### WRITTEN TASK
Copy out all the records exactly.
* begin SUPPLIED MATERIAL *
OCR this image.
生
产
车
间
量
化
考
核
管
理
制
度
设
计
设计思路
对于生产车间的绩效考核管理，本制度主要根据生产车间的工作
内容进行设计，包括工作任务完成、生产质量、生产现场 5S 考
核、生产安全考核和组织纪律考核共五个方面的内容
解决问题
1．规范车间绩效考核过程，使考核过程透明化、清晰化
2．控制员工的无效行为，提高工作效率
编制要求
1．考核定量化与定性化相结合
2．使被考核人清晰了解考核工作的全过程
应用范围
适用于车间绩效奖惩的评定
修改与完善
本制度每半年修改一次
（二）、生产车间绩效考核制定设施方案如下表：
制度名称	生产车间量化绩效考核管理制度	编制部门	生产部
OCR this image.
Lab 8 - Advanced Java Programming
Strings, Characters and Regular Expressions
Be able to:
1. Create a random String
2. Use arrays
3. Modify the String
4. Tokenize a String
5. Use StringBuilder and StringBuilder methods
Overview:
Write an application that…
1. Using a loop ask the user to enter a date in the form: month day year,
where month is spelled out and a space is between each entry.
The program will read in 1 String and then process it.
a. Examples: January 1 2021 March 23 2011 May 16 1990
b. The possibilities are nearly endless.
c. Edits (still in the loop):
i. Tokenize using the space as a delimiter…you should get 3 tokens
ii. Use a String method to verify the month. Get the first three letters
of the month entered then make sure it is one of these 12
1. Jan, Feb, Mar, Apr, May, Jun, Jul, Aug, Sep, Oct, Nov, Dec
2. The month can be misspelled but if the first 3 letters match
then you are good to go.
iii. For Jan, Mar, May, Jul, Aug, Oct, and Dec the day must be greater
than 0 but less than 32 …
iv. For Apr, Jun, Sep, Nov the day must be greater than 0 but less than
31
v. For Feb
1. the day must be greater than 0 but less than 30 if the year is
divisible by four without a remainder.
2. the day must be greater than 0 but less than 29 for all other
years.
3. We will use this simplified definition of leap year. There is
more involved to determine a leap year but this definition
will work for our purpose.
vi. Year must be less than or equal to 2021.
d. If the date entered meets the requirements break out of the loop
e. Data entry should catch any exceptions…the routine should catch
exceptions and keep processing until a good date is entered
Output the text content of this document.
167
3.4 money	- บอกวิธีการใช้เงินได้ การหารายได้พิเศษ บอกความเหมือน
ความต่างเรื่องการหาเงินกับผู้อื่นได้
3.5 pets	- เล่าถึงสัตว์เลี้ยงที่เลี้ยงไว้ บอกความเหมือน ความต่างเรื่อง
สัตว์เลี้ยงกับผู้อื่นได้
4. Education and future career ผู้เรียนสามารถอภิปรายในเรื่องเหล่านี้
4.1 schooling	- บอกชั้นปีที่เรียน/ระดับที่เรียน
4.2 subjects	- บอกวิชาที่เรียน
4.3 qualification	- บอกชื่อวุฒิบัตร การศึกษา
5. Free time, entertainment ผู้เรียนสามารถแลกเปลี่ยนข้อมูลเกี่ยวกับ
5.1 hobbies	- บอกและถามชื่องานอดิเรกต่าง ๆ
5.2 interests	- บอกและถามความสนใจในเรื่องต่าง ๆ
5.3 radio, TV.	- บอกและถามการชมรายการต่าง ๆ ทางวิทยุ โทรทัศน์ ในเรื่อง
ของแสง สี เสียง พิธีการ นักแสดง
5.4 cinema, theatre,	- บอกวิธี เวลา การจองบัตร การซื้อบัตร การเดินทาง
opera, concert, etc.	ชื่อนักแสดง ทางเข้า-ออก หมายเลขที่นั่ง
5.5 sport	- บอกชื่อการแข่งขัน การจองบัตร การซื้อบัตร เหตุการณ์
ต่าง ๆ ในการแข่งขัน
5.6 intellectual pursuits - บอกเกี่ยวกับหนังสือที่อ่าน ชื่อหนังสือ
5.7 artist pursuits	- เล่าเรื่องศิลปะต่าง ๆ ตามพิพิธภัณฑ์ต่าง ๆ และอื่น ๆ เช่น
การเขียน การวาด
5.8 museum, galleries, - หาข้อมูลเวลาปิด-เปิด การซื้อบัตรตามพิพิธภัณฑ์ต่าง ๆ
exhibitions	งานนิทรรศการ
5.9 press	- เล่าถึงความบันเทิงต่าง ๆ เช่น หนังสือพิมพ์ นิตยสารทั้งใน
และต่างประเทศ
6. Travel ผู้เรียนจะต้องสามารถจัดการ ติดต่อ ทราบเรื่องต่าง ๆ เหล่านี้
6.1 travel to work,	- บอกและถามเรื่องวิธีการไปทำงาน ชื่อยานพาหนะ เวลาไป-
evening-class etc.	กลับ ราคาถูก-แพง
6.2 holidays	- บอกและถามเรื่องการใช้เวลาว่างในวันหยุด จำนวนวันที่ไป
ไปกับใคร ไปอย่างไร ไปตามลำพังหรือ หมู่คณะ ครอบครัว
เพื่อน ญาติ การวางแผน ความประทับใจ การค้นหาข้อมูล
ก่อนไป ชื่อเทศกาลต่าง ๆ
* end SUPPLIED MATERIAL *
### ANSWER TO THE EXERCISE
OCR this image.
生
产
车
间
量
化
考
核
管
理
制
度
设
计
设计思路
对于生产车间的绩效考核管理，本制度主要根据生产车间的工作
内容进行设计，包括工作任务完成、生产质量、生产现场 5S 考
核、生产安全考核和组织纪律考核共五个方面的内容
解决问题
1．规范车间绩效考核过程，使考核过程透明化、清晰化
2．控制员工的无效行为，提高工作效率
编制要求
1．考核定量化与定性化相结合
2．使被考核人清晰了解考核工作的全过程
应用范围
适用于车间绩效奖惩的评定
修改与完善
本制度每半年修改一次
（二）、生产车间绩效考核制定设施方案如下表：
制度名称	生产车间量化绩效考核管理制度	编制部门	生产部
OCR this image.
Lab 8 - Advanced Java Programming
Strings, Characters and Regular Expressions
Be able to:
1. Create a random String
2. Use arrays
3. Modify the String
4. Tokenize a String
5. Use StringBuilder and StringBuilder methods
Overview:
Write an application that…
1. Using a loop ask the user to enter a date in the form: month day year,
where month is spelled out and a space is between each entry.
The program will read in 1 String and then process it.
a. Examples: January 1 2021 March 23 2011 May 16 1990
b. The possibilities are nearly endless.
c. Edits (still in the loop):
i. Tokenize using the space as a delimiter…you should get 3 tokens
ii. Use a String method to verify the month. Get the first three letters
of the month entered then make sure it is one of these 12
1. Jan, Feb, Mar, Apr, May, Jun, Jul, Aug, Sep, Oct, Nov, Dec
2. The month can be misspelled but if the first 3 letters match
then you are good to go.
iii. For Jan, Mar, May, Jul, Aug, Oct, and Dec the day must be greater
than 0 but less than 32 …
iv. For Apr, Jun, Sep, Nov the day must be greater than 0 but less than
31
v. For Feb
1. the day must be greater than 0 but less than 30 if the year is
divisible by four without a remainder.
2. the day must be greater than 0 but less than 29 for all other
years.
3. We will use this simplified definition of leap year. There is
more involved to determine a leap year but this definition
will work for our purpose.
vi. Year must be less than or equal to 2021.
d. If the date entered meets the requirements break out of the loop
e. Data entry should catch any exceptions…the routine should catch
exceptions and keep processing until a good date is entered
Output the text content of this document.
167
3.4 money	- บอกวิธีการใช้เงินได้ การหารายได้พิเศษ บอกความเหมือน
ความต่างเรื่องการหาเงินกับผู้อื่นได้
3.5 pets	- เล่าถึงสัตว์เลี้ยงที่เลี้ยงไว้ บอกความเหมือน ความต่างเรื่อง
สัตว์เลี้ยงกับผู้อื่นได้
4. Education and future career ผู้เรียนสามารถอภิปรายในเรื่องเหล่านี้
4.1 schooling	- บอกชั้นปีที่เรียน/ระดับที่เรียน
4.2 subjects	- บอกวิชาที่เรียน
4.3 qualification	- บอกชื่อวุฒิบัตร การศึกษา
5. Free time, entertainment ผู้เรียนสามารถแลกเปลี่ยนข้อมูลเกี่ยวกับ
5.1 hobbies	- บอกและถามชื่องานอดิเรกต่าง ๆ
5.2 interests	- บอกและถามความสนใจในเรื่องต่าง ๆ
5.3 radio, TV.	- บอกและถามการชมรายการต่าง ๆ ทางวิทยุ โทรทัศน์ ในเรื่อง
ของแสง สี เสียง พิธีการ นักแสดง
5.4 cinema, theatre,	- บอกวิธี เวลา การจองบัตร การซื้อบัตร การเดินทาง
opera, concert, etc.	ชื่อนักแสดง ทางเข้า-ออก หมายเลขที่นั่ง
5.5 sport	- บอกชื่อการแข่งขัน การจองบัตร การซื้อบัตร เหตุการณ์
ต่าง ๆ ในการแข่งขัน
5.6 intellectual pursuits - บอกเกี่ยวกับหนังสือที่อ่าน ชื่อหนังสือ
5.7 artist pursuits	- เล่าเรื่องศิลปะต่าง ๆ ตามพิพิธภัณฑ์ต่าง ๆ และอื่น ๆ เช่น
การเขียน การวาด
5.8 museum, galleries, - หาข้อมูลเวลาปิด-เปิด การซื้อบัตรตามพิพิธภัณฑ์ต่าง ๆ
exhibitions	งานนิทรรศการ
5.9 press	- เล่าถึงความบันเทิงต่าง ๆ เช่น หนังสือพิมพ์ นิตยสารทั้งใน
และต่างประเทศ
6. Travel ผู้เรียนจะต้องสามารถจัดการ ติดต่อ ทราบเรื่องต่าง ๆ เหล่านี้
6.1 travel to work,	- บอกและถามเรื่องวิธีการไปทำงาน ชื่อยานพาหนะ เวลาไป-
evening-class etc.	กลับ ราคาถูก-แพง
6.2 holidays	- บอกและถามเรื่องการใช้เวลาว่างในวันหยุด จำนวนวันที่ไป
ไปกับใคร ไปอย่างไร ไปตามลำพังหรือ หมู่คณะ ครอบครัว
เพื่อน ญาติ การวางแผน ความประทับใจ การค้นหาข้อมูล
ก่อนไป ชื่อเทศกาลต่าง ๆ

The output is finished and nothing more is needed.